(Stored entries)
## Start

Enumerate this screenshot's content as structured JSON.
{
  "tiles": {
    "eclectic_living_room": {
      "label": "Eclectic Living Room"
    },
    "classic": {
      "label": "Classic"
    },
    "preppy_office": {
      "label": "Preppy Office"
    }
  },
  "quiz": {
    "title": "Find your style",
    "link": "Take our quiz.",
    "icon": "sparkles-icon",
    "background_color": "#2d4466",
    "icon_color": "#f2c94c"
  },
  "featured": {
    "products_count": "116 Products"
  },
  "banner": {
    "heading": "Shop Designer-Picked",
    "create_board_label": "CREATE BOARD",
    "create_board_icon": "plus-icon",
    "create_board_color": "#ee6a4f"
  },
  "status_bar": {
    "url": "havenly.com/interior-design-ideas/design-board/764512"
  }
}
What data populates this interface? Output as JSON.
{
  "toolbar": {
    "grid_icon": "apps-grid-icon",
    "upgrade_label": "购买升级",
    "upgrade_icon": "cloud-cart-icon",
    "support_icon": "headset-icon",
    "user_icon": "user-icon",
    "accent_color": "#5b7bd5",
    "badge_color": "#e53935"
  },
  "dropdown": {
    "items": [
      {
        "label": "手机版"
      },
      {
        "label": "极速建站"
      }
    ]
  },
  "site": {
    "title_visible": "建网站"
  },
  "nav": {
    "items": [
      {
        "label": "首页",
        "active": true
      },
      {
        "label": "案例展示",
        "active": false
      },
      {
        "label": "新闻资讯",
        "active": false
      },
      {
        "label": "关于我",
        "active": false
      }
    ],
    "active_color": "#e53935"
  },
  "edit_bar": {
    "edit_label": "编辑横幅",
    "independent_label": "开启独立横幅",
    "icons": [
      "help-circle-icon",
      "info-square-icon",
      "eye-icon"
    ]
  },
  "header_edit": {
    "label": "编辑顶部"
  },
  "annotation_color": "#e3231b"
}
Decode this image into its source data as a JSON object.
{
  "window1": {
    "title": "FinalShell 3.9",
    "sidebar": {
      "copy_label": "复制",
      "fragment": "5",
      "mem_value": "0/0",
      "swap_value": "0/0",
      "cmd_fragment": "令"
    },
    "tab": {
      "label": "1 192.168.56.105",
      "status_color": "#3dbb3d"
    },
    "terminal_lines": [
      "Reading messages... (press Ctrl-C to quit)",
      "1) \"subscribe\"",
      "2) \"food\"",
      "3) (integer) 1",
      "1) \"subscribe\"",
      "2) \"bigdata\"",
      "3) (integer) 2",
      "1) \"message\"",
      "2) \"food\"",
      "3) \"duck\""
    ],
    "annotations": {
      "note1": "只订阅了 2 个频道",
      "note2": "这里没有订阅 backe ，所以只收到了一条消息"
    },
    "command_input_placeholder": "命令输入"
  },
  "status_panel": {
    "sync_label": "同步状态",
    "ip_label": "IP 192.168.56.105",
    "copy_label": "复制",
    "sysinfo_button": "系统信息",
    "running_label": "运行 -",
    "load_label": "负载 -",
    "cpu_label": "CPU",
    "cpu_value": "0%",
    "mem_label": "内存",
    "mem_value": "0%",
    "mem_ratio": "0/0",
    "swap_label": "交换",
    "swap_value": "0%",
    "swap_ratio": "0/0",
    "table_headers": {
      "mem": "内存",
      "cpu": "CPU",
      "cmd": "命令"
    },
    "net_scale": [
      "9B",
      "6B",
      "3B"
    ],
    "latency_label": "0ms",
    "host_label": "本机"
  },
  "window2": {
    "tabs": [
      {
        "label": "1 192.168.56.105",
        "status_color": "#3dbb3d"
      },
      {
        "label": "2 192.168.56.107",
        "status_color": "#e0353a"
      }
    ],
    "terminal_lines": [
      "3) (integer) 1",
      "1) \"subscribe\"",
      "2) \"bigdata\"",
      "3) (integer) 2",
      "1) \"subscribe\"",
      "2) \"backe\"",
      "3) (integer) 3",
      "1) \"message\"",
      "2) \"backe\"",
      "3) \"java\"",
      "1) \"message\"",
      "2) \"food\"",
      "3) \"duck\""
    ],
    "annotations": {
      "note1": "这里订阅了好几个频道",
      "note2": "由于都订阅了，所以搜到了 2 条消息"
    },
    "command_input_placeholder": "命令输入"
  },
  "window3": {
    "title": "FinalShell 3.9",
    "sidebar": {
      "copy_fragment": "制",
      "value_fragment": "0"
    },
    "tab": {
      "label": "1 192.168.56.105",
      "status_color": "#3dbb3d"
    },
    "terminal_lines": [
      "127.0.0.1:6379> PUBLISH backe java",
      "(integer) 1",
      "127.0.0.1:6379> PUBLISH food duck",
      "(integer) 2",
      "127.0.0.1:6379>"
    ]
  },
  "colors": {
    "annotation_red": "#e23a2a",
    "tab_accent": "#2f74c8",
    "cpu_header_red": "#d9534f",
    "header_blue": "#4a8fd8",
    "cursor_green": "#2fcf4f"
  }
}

## End

- **Work to do**: Copy each record from above exactly, and include every line.

- **Written solution**:
Enumerate this screenshot's content as structured JSON.
{
  "tiles": {
    "eclectic_living_room": {
      "label": "Eclectic Living Room"
    },
    "classic": {
      "label": "Classic"
    },
    "preppy_office": {
      "label": "Preppy Office"
    }
  },
  "quiz": {
    "title": "Find your style",
    "link": "Take our quiz.",
    "icon": "sparkles-icon",
    "background_color": "#2d4466",
    "icon_color": "#f2c94c"
  },
  "featured": {
    "products_count": "116 Products"
  },
  "banner": {
    "heading": "Shop Designer-Picked",
    "create_board_label": "CREATE BOARD",
    "create_board_icon": "plus-icon",
    "create_board_color": "#ee6a4f"
  },
  "status_bar": {
    "url": "havenly.com/interior-design-ideas/design-board/764512"
  }
}
What data populates this interface? Output as JSON.
{
  "toolbar": {
    "grid_icon": "apps-grid-icon",
    "upgrade_label": "购买升级",
    "upgrade_icon": "cloud-cart-icon",
    "support_icon": "headset-icon",
    "user_icon": "user-icon",
    "accent_color": "#5b7bd5",
    "badge_color": "#e53935"
  },
  "dropdown": {
    "items": [
      {
        "label": "手机版"
      },
      {
        "label": "极速建站"
      }
    ]
  },
  "site": {
    "title_visible": "建网站"
  },
  "nav": {
    "items": [
      {
        "label": "首页",
        "active": true
      },
      {
        "label": "案例展示",
        "active": false
      },
      {
        "label": "新闻资讯",
        "active": false
      },
      {
        "label": "关于我",
        "active": false
      }
    ],
    "active_color": "#e53935"
  },
  "edit_bar": {
    "edit_label": "编辑横幅",
    "independent_label": "开启独立横幅",
    "icons": [
      "help-circle-icon",
      "info-square-icon",
      "eye-icon"
    ]
  },
  "header_edit": {
    "label": "编辑顶部"
  },
  "annotation_color": "#e3231b"
}
Decode this image into its source data as a JSON object.
{
  "window1": {
    "title": "FinalShell 3.9",
    "sidebar": {
      "copy_label": "复制",
      "fragment": "5",
      "mem_value": "0/0",
      "swap_value": "0/0",
      "cmd_fragment": "令"
    },
    "tab": {
      "label": "1 192.168.56.105",
      "status_color": "#3dbb3d"
    },
    "terminal_lines": [
      "Reading messages... (press Ctrl-C to quit)",
      "1) \"subscribe\"",
      "2) \"food\"",
      "3) (integer) 1",
      "1) \"subscribe\"",
      "2) \"bigdata\"",
      "3) (integer) 2",
      "1) \"message\"",
      "2) \"food\"",
      "3) \"duck\""
    ],
    "annotations": {
      "note1": "只订阅了 2 个频道",
      "note2": "这里没有订阅 backe ，所以只收到了一条消息"
    },
    "command_input_placeholder": "命令输入"
  },
  "status_panel": {
    "sync_label": "同步状态",
    "ip_label": "IP 192.168.56.105",
    "copy_label": "复制",
    "sysinfo_button": "系统信息",
    "running_label": "运行 -",
    "load_label": "负载 -",
    "cpu_label": "CPU",
    "cpu_value": "0%",
    "mem_label": "内存",
    "mem_value": "0%",
    "mem_ratio": "0/0",
    "swap_label": "交换",
    "swap_value": "0%",
    "swap_ratio": "0/0",
    "table_headers": {
      "mem": "内存",
      "cpu": "CPU",
      "cmd": "命令"
    },
    "net_scale": [
      "9B",
      "6B",
      "3B"
    ],
    "latency_label": "0ms",
    "host_label": "本机"
  },
  "window2": {
    "tabs": [
      {
        "label": "1 192.168.56.105",
        "status_color": "#3dbb3d"
      },
      {
        "label": "2 192.168.56.107",
        "status_color": "#e0353a"
      }
    ],
    "terminal_lines": [
      "3) (integer) 1",
      "1) \"subscribe\"",
      "2) \"bigdata\"",
      "3) (integer) 2",
      "1) \"subscribe\"",
      "2) \"backe\"",
      "3) (integer) 3",
      "1) \"message\"",
      "2) \"backe\"",
      "3) \"java\"",
      "1) \"message\"",
      "2) \"food\"",
      "3) \"duck\""
    ],
    "annotations": {
      "note1": "这里订阅了好几个频道",
      "note2": "由于都订阅了，所以搜到了 2 条消息"
    },
    "command_input_placeholder": "命令输入"
  },
  "window3": {
    "title": "FinalShell 3.9",
    "sidebar": {
      "copy_fragment": "制",
      "value_fragment": "0"
    },
    "tab": {
      "label": "1 192.168.56.105",
      "status_color": "#3dbb3d"
    },
    "terminal_lines": [
      "127.0.0.1:6379> PUBLISH backe java",
      "(integer) 1",
      "127.0.0.1:6379> PUBLISH food duck",
      "(integer) 2",
      "127.0.0.1:6379>"
    ]
  },
  "colors": {
    "annotation_red": "#e23a2a",
    "tab_accent": "#2f74c8",
    "cpu_header_red": "#d9534f",
    "header_blue": "#4a8fd8",
    "cursor_green": "#2fcf4f"
  }
}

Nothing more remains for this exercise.